The entries below are to be written out again without alteration.

• DATASET EXTRACT:
--------

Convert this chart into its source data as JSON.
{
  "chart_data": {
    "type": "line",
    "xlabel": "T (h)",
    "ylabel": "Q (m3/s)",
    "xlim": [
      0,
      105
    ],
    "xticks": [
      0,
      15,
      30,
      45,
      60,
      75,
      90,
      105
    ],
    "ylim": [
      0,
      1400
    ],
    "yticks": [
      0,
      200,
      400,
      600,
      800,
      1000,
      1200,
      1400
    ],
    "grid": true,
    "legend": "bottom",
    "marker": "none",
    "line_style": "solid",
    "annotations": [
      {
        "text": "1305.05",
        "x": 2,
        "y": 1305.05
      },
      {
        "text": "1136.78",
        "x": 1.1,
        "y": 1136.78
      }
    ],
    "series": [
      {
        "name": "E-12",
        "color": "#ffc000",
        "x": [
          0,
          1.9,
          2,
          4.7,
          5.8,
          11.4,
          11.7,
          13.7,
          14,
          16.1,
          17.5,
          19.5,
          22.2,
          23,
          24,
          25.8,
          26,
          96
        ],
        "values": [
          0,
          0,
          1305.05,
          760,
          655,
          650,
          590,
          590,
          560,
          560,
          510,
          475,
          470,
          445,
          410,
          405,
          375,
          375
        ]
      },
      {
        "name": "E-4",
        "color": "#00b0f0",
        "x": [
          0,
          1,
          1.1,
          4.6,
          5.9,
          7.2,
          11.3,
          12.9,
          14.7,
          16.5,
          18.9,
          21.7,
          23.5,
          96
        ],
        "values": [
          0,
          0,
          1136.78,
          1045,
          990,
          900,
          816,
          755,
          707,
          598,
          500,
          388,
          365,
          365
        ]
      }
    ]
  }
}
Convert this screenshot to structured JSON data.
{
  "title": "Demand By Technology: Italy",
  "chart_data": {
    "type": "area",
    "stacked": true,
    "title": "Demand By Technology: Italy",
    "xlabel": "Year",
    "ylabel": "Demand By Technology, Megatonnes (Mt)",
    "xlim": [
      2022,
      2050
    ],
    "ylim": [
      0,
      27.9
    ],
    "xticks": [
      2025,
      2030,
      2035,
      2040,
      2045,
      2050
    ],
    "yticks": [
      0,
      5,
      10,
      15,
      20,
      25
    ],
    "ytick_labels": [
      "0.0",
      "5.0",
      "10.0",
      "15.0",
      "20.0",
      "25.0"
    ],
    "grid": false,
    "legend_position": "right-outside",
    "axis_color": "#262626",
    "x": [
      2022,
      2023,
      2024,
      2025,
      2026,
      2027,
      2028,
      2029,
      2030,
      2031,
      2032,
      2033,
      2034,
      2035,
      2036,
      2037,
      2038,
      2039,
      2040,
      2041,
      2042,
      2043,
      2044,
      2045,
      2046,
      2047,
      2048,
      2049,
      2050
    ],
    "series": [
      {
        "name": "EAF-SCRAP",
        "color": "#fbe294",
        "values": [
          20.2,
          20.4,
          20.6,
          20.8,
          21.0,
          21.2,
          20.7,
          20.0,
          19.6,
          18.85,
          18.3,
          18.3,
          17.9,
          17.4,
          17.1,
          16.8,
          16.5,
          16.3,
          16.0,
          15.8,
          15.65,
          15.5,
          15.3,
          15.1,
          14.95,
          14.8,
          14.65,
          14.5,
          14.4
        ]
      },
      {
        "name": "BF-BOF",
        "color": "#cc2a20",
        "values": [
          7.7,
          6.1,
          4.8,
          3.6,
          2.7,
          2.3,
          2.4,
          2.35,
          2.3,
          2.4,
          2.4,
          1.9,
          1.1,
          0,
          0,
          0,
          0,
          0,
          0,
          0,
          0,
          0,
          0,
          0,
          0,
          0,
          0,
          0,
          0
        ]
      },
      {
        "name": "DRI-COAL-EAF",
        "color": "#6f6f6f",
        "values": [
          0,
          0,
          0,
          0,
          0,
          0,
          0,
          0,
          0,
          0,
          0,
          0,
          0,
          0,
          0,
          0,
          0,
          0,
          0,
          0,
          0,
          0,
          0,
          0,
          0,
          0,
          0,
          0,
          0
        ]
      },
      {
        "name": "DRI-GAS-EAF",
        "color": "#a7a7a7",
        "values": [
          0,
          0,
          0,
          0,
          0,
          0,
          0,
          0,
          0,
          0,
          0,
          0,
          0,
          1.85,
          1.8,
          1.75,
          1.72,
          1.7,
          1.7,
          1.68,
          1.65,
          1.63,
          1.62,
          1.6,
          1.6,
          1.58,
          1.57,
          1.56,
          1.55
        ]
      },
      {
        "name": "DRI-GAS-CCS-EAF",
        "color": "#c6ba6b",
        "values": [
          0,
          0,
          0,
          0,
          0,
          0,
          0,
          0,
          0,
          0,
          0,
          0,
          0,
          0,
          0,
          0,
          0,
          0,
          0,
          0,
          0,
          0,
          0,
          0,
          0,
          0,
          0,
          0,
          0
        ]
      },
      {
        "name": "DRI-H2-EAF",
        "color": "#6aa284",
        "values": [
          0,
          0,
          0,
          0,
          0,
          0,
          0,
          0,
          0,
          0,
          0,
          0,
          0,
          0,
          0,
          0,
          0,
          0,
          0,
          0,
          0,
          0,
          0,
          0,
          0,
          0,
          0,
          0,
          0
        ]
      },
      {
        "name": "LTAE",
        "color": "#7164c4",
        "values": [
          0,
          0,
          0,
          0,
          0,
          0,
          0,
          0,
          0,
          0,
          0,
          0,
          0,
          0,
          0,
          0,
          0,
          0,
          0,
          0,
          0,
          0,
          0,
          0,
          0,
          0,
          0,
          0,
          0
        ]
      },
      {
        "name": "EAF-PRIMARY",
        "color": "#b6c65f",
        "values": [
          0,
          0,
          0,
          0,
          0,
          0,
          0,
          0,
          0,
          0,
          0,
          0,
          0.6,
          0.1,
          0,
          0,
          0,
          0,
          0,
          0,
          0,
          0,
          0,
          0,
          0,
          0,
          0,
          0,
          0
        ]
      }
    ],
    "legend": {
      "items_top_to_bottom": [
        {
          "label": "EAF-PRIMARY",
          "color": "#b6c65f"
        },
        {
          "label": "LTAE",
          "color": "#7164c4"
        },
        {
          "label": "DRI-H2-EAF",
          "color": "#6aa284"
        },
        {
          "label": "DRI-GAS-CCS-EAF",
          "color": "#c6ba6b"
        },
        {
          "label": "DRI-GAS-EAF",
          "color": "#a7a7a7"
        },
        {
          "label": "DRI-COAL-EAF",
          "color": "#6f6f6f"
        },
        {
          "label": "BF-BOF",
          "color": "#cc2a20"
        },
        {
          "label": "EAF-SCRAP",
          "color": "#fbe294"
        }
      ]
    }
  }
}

--------

• RESULT:
Convert this chart into its source data as JSON.
{
  "chart_data": {
    "type": "line",
    "xlabel": "T (h)",
    "ylabel": "Q (m3/s)",
    "xlim": [
      0,
      105
    ],
    "xticks": [
      0,
      15,
      30,
      45,
      60,
      75,
      90,
      105
    ],
    "ylim": [
      0,
      1400
    ],
    "yticks": [
      0,
      200,
      400,
      600,
      800,
      1000,
      1200,
      1400
    ],
    "grid": true,
    "legend": "bottom",
    "marker": "none",
    "line_style": "solid",
    "annotations": [
      {
        "text": "1305.05",
        "x": 2,
        "y": 1305.05
      },
      {
        "text": "1136.78",
        "x": 1.1,
        "y": 1136.78
      }
    ],
    "series": [
      {
        "name": "E-12",
        "color": "#ffc000",
        "x": [
          0,
          1.9,
          2,
          4.7,
          5.8,
          11.4,
          11.7,
          13.7,
          14,
          16.1,
          17.5,
          19.5,
          22.2,
          23,
          24,
          25.8,
          26,
          96
        ],
        "values": [
          0,
          0,
          1305.05,
          760,
          655,
          650,
          590,
          590,
          560,
          560,
          510,
          475,
          470,
          445,
          410,
          405,
          375,
          375
        ]
      },
      {
        "name": "E-4",
        "color": "#00b0f0",
        "x": [
          0,
          1,
          1.1,
          4.6,
          5.9,
          7.2,
          11.3,
          12.9,
          14.7,
          16.5,
          18.9,
          21.7,
          23.5,
          96
        ],
        "values": [
          0,
          0,
          1136.78,
          1045,
          990,
          900,
          816,
          755,
          707,
          598,
          500,
          388,
          365,
          365
        ]
      }
    ]
  }
}
Convert this screenshot to structured JSON data.
{
  "title": "Demand By Technology: Italy",
  "chart_data": {
    "type": "area",
    "stacked": true,
    "title": "Demand By Technology: Italy",
    "xlabel": "Year",
    "ylabel": "Demand By Technology, Megatonnes (Mt)",
    "xlim": [
      2022,
      2050
    ],
    "ylim": [
      0,
      27.9
    ],
    "xticks": [
      2025,
      2030,
      2035,
      2040,
      2045,
      2050
    ],
    "yticks": [
      0,
      5,
      10,
      15,
      20,
      25
    ],
    "ytick_labels": [
      "0.0",
      "5.0",
      "10.0",
      "15.0",
      "20.0",
      "25.0"
    ],
    "grid": false,
    "legend_position": "right-outside",
    "axis_color": "#262626",
    "x": [
      2022,
      2023,
      2024,
      2025,
      2026,
      2027,
      2028,
      2029,
      2030,
      2031,
      2032,
      2033,
      2034,
      2035,
      2036,
      2037,
      2038,
      2039,
      2040,
      2041,
      2042,
      2043,
      2044,
      2045,
      2046,
      2047,
      2048,
      2049,
      2050
    ],
    "series": [
      {
        "name": "EAF-SCRAP",
        "color": "#fbe294",
        "values": [
          20.2,
          20.4,
          20.6,
          20.8,
          21.0,
          21.2,
          20.7,
          20.0,
          19.6,
          18.85,
          18.3,
          18.3,
          17.9,
          17.4,
          17.1,
          16.8,
          16.5,
          16.3,
          16.0,
          15.8,
          15.65,
          15.5,
          15.3,
          15.1,
          14.95,
          14.8,
          14.65,
          14.5,
          14.4
        ]
      },
      {
        "name": "BF-BOF",
        "color": "#cc2a20",
        "values": [
          7.7,
          6.1,
          4.8,
          3.6,
          2.7,
          2.3,
          2.4,
          2.35,
          2.3,
          2.4,
          2.4,
          1.9,
          1.1,
          0,
          0,
          0,
          0,
          0,
          0,
          0,
          0,
          0,
          0,
          0,
          0,
          0,
          0,
          0,
          0
        ]
      },
      {
        "name": "DRI-COAL-EAF",
        "color": "#6f6f6f",
        "values": [
          0,
          0,
          0,
          0,
          0,
          0,
          0,
          0,
          0,
          0,
          0,
          0,
          0,
          0,
          0,
          0,
          0,
          0,
          0,
          0,
          0,
          0,
          0,
          0,
          0,
          0,
          0,
          0,
          0
        ]
      },
      {
        "name": "DRI-GAS-EAF",
        "color": "#a7a7a7",
        "values": [
          0,
          0,
          0,
          0,
          0,
          0,
          0,
          0,
          0,
          0,
          0,
          0,
          0,
          1.85,
          1.8,
          1.75,
          1.72,
          1.7,
          1.7,
          1.68,
          1.65,
          1.63,
          1.62,
          1.6,
          1.6,
          1.58,
          1.57,
          1.56,
          1.55
        ]
      },
      {
        "name": "DRI-GAS-CCS-EAF",
        "color": "#c6ba6b",
        "values": [
          0,
          0,
          0,
          0,
          0,
          0,
          0,
          0,
          0,
          0,
          0,
          0,
          0,
          0,
          0,
          0,
          0,
          0,
          0,
          0,
          0,
          0,
          0,
          0,
          0,
          0,
          0,
          0,
          0
        ]
      },
      {
        "name": "DRI-H2-EAF",
        "color": "#6aa284",
        "values": [
          0,
          0,
          0,
          0,
          0,
          0,
          0,
          0,
          0,
          0,
          0,
          0,
          0,
          0,
          0,
          0,
          0,
          0,
          0,
          0,
          0,
          0,
          0,
          0,
          0,
          0,
          0,
          0,
          0
        ]
      },
      {
        "name": "LTAE",
        "color": "#7164c4",
        "values": [
          0,
          0,
          0,
          0,
          0,
          0,
          0,
          0,
          0,
          0,
          0,
          0,
          0,
          0,
          0,
          0,
          0,
          0,
          0,
          0,
          0,
          0,
          0,
          0,
          0,
          0,
          0,
          0,
          0
        ]
      },
      {
        "name": "EAF-PRIMARY",
        "color": "#b6c65f",
        "values": [
          0,
          0,
          0,
          0,
          0,
          0,
          0,
          0,
          0,
          0,
          0,
          0,
          0.6,
          0.1,
          0,
          0,
          0,
          0,
          0,
          0,
          0,
          0,
          0,
          0,
          0,
          0,
          0,
          0,
          0
        ]
      }
    ],
    "legend": {
      "items_top_to_bottom": [
        {
          "label": "EAF-PRIMARY",
          "color": "#b6c65f"
        },
        {
          "label": "LTAE",
          "color": "#7164c4"
        },
        {
          "label": "DRI-H2-EAF",
          "color": "#6aa284"
        },
        {
          "label": "DRI-GAS-CCS-EAF",
          "color": "#c6ba6b"
        },
        {
          "label": "DRI-GAS-EAF",
          "color": "#a7a7a7"
        },
        {
          "label": "DRI-COAL-EAF",
          "color": "#6f6f6f"
        },
        {
          "label": "BF-BOF",
          "color": "#cc2a20"
        },
        {
          "label": "EAF-SCRAP",
          "color": "#fbe294"
        }
      ]
    }
  }
}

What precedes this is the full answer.